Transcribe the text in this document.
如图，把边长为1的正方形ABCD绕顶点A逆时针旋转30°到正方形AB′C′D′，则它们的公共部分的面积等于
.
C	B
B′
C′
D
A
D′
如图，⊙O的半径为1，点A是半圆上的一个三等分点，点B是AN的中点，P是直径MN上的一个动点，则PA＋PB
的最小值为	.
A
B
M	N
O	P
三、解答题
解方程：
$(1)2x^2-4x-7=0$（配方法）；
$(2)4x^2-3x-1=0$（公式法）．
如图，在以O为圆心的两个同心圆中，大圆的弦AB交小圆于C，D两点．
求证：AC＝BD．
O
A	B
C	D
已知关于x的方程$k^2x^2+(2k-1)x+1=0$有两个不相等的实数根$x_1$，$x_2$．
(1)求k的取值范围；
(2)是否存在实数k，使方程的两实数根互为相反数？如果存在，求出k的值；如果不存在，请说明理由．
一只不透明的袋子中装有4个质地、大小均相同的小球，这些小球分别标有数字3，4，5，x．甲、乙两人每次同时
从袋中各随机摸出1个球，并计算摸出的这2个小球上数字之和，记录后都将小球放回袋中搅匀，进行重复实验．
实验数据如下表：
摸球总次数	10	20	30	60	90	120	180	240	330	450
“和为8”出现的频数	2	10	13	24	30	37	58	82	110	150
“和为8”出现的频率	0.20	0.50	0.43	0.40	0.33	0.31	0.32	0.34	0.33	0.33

━━━━━━━━━━

→ Written task: Retype each record exactly, leaving nothing out.

→ Solution to this task:
Transcribe the text in this document.
如图，把边长为1的正方形ABCD绕顶点A逆时针旋转30°到正方形AB′C′D′，则它们的公共部分的面积等于
.
C	B
B′
C′
D
A
D′
如图，⊙O的半径为1，点A是半圆上的一个三等分点，点B是AN的中点，P是直径MN上的一个动点，则PA＋PB
的最小值为	.
A
B
M	N
O	P
三、解答题
解方程：
$(1)2x^2-4x-7=0$（配方法）；
$(2)4x^2-3x-1=0$（公式法）．
如图，在以O为圆心的两个同心圆中，大圆的弦AB交小圆于C，D两点．
求证：AC＝BD．
O
A	B
C	D
已知关于x的方程$k^2x^2+(2k-1)x+1=0$有两个不相等的实数根$x_1$，$x_2$．
(1)求k的取值范围；
(2)是否存在实数k，使方程的两实数根互为相反数？如果存在，求出k的值；如果不存在，请说明理由．
一只不透明的袋子中装有4个质地、大小均相同的小球，这些小球分别标有数字3，4，5，x．甲、乙两人每次同时
从袋中各随机摸出1个球，并计算摸出的这2个小球上数字之和，记录后都将小球放回袋中搅匀，进行重复实验．
实验数据如下表：
摸球总次数	10	20	30	60	90	120	180	240	330	450
“和为8”出现的频数	2	10	13	24	30	37	58	82	110	150
“和为8”出现的频率	0.20	0.50	0.43	0.40	0.33	0.31	0.32	0.34	0.33	0.33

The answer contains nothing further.